--- Begin Material provided ---

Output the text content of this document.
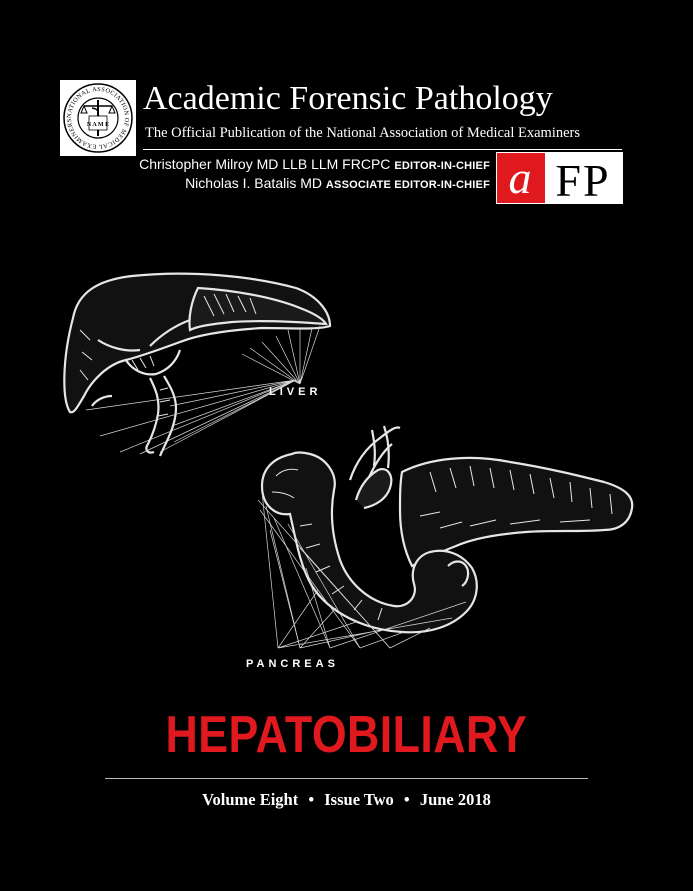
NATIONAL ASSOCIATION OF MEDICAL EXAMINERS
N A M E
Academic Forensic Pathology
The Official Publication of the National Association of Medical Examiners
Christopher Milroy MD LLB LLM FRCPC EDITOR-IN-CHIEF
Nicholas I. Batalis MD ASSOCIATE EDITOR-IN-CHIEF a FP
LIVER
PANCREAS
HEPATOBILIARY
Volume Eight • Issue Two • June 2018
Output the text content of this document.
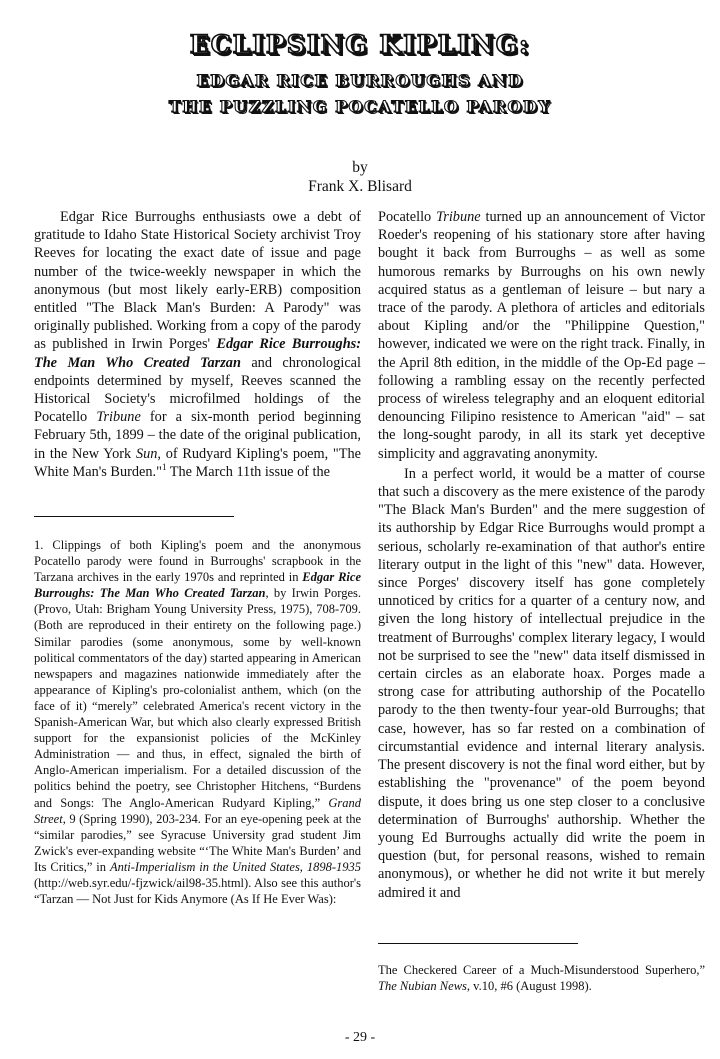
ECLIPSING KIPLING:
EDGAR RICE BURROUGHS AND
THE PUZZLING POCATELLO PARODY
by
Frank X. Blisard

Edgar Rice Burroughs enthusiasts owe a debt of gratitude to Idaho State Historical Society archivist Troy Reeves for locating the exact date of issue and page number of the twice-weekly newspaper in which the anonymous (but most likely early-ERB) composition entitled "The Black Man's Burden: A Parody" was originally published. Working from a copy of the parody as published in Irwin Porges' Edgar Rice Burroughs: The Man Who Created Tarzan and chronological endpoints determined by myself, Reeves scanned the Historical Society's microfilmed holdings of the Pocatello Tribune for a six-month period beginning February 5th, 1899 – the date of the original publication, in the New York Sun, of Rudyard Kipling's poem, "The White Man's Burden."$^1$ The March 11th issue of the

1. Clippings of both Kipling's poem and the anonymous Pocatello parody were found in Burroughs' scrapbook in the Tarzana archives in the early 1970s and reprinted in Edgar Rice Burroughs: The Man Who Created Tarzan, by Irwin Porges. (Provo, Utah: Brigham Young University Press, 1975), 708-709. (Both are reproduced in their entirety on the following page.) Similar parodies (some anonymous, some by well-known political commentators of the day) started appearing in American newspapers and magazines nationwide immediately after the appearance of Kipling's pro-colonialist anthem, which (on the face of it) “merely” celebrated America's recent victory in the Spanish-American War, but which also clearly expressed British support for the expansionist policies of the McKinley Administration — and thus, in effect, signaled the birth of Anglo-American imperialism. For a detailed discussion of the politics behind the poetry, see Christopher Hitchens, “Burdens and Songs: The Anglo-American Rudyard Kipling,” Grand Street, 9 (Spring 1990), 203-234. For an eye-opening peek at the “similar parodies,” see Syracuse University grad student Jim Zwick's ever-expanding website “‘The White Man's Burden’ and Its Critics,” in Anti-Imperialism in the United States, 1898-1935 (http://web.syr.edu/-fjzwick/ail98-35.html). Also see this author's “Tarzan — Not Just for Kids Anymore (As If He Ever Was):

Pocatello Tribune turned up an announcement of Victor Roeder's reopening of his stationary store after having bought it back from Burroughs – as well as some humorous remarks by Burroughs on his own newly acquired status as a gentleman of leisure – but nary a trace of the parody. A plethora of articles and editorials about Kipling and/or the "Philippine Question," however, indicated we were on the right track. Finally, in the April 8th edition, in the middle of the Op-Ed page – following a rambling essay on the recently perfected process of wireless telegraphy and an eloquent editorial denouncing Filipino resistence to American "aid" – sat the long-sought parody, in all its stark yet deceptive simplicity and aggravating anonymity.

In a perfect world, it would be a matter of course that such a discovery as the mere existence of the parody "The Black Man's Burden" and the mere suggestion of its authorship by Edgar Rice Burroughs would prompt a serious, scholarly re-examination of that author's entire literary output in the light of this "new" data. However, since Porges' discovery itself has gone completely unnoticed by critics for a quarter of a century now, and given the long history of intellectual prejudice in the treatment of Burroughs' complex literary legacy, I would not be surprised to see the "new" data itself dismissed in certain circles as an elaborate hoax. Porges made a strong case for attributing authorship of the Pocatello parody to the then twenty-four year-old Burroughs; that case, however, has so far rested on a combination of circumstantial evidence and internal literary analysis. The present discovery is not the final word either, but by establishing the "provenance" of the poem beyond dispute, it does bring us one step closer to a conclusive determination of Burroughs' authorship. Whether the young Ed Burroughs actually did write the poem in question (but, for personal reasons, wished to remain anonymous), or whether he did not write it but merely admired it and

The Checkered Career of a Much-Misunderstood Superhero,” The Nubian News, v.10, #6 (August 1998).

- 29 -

--- End Material provided ---
--- Begin Material provided ---

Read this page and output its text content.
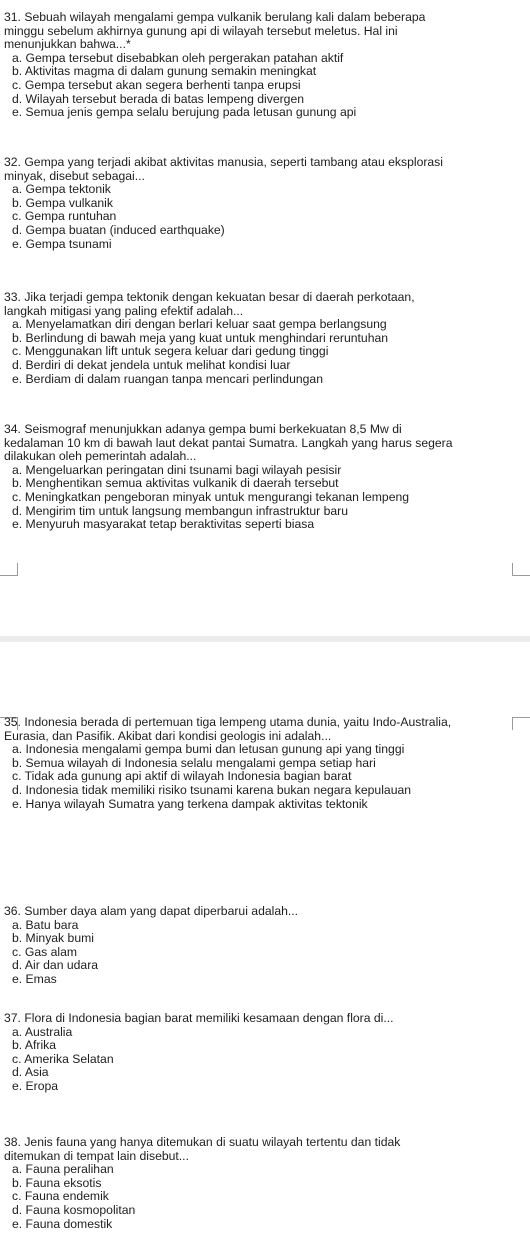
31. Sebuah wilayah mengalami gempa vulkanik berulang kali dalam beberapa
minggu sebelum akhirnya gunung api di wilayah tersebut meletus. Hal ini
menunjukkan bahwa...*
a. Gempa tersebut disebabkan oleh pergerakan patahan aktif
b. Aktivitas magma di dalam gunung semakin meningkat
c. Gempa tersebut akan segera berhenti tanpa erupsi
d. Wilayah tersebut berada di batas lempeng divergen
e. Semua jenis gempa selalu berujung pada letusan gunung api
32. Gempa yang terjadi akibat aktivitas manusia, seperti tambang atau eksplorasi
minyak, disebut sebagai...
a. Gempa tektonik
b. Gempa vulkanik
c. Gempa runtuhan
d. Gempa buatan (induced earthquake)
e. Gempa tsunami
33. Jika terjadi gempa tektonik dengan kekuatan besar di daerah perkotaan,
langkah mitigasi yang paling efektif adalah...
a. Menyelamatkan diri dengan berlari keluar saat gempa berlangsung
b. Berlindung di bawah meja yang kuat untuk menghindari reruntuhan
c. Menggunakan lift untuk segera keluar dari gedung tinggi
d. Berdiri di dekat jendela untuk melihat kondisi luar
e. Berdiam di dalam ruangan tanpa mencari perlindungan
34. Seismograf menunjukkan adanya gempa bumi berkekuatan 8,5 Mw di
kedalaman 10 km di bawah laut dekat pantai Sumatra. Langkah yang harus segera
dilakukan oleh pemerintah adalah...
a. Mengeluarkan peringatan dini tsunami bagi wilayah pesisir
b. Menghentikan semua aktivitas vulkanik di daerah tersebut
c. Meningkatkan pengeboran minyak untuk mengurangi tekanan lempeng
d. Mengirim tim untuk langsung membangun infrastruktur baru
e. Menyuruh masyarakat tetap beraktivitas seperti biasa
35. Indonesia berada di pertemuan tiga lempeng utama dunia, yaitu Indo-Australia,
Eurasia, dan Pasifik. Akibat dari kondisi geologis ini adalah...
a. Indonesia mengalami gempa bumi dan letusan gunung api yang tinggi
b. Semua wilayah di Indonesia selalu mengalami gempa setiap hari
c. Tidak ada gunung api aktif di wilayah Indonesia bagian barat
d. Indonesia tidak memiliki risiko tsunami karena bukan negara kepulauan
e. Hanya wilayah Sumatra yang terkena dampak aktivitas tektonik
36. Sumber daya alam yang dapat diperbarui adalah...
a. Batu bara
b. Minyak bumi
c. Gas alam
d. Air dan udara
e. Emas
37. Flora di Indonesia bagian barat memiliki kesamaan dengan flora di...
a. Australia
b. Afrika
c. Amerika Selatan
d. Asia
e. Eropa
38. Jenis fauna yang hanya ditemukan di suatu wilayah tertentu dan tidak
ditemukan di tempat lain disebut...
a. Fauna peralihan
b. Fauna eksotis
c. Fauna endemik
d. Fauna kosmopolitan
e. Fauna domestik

--- End Material provided ---

# Work to complete
Copy each line of the listing that contains the string "daerah".

# Written reply
33. Jika terjadi gempa tektonik dengan kekuatan besar di daerah perkotaan,
b. Menghentikan semua aktivitas vulkanik di daerah tersebut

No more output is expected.